Task statement
Report how many lines in the records hold the string "связь"; give the number and nothing else.

####################

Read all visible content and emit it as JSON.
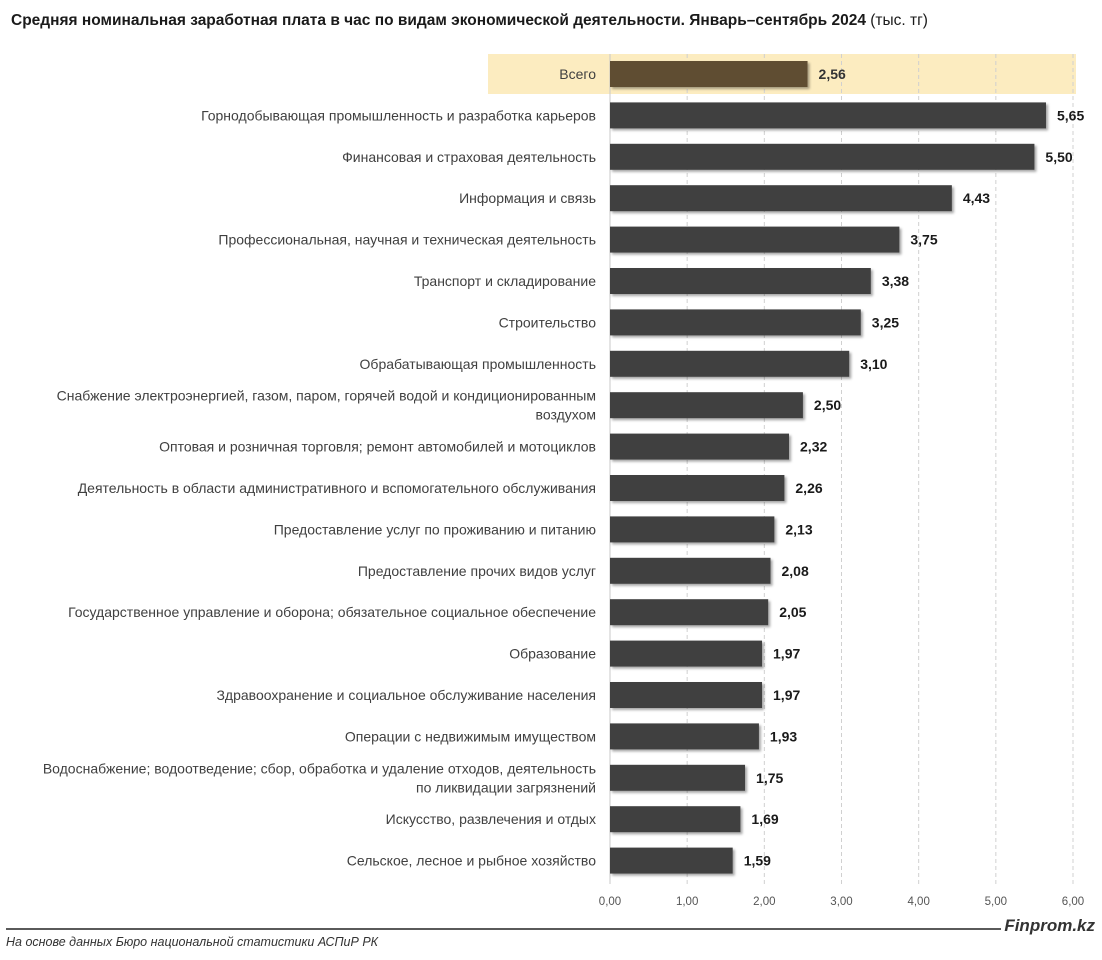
{
  "header": {
    "title": "Средняя номинальная заработная плата в час по видам экономической деятельности. Январь–сентябрь 2024",
    "unit": "(тыс. тг)"
  },
  "chart_data": {
    "type": "bar",
    "orientation": "horizontal",
    "categories": [
      "Всего",
      "Горнодобывающая промышленность и разработка карьеров",
      "Финансовая и страховая деятельность",
      "Информация и связь",
      "Профессиональная, научная и техническая деятельность",
      "Транспорт и складирование",
      "Строительство",
      "Обрабатывающая промышленность",
      "Снабжение электроэнергией, газом, паром, горячей водой и кондиционированным воздухом",
      "Оптовая и розничная торговля; ремонт автомобилей и мотоциклов",
      "Деятельность в области административного и вспомогательного обслуживания",
      "Предоставление услуг по проживанию и питанию",
      "Предоставление прочих видов услуг",
      "Государственное управление и оборона; обязательное социальное обеспечение",
      "Образование",
      "Здравоохранение и социальное обслуживание населения",
      "Операции с недвижимым имуществом",
      "Водоснабжение; водоотведение; сбор, обработка и удаление отходов, деятельность по ликвидации загрязнений",
      "Искусство, развлечения и отдых",
      "Сельское, лесное и рыбное хозяйство"
    ],
    "category_lines": [
      [
        "Всего"
      ],
      [
        "Горнодобывающая промышленность и разработка карьеров"
      ],
      [
        "Финансовая и страховая деятельность"
      ],
      [
        "Информация и связь"
      ],
      [
        "Профессиональная, научная и техническая деятельность"
      ],
      [
        "Транспорт и складирование"
      ],
      [
        "Строительство"
      ],
      [
        "Обрабатывающая промышленность"
      ],
      [
        "Снабжение электроэнергией, газом, паром, горячей водой и кондиционированным",
        "воздухом"
      ],
      [
        "Оптовая и розничная торговля; ремонт автомобилей и мотоциклов"
      ],
      [
        "Деятельность в области административного и вспомогательного обслуживания"
      ],
      [
        "Предоставление услуг по проживанию и питанию"
      ],
      [
        "Предоставление прочих видов услуг"
      ],
      [
        "Государственное управление и оборона; обязательное социальное обеспечение"
      ],
      [
        "Образование"
      ],
      [
        "Здравоохранение и социальное обслуживание населения"
      ],
      [
        "Операции с недвижимым имуществом"
      ],
      [
        "Водоснабжение; водоотведение; сбор, обработка и удаление отходов, деятельность",
        "по ликвидации загрязнений"
      ],
      [
        "Искусство, развлечения и отдых"
      ],
      [
        "Сельское, лесное и рыбное хозяйство"
      ]
    ],
    "values": [
      2.56,
      5.65,
      5.5,
      4.43,
      3.75,
      3.38,
      3.25,
      3.1,
      2.5,
      2.32,
      2.26,
      2.13,
      2.08,
      2.05,
      1.97,
      1.97,
      1.93,
      1.75,
      1.69,
      1.59
    ],
    "value_labels": [
      "2,56",
      "5,65",
      "5,50",
      "4,43",
      "3,75",
      "3,38",
      "3,25",
      "3,10",
      "2,50",
      "2,32",
      "2,26",
      "2,13",
      "2,08",
      "2,05",
      "1,97",
      "1,97",
      "1,93",
      "1,75",
      "1,69",
      "1,59"
    ],
    "highlight_index": 0,
    "xlim": [
      0,
      6
    ],
    "xticks": [
      0,
      1,
      2,
      3,
      4,
      5,
      6
    ],
    "xtick_labels": [
      "0,00",
      "1,00",
      "2,00",
      "3,00",
      "4,00",
      "5,00",
      "6,00"
    ],
    "grid": "vertical-dashed",
    "legend": "none",
    "xlabel": "",
    "ylabel": "",
    "colors": {
      "bar": "#404040",
      "highlight_bar": "#5f4d31",
      "highlight_band": "#fcecc0",
      "grid": "#d0d0d0",
      "label": "#404040"
    }
  },
  "footer": {
    "brand": "Finprom.kz",
    "source": "На основе данных Бюро национальной статистики АСПиР РК"
  }
}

####################

Solution for this exercise
2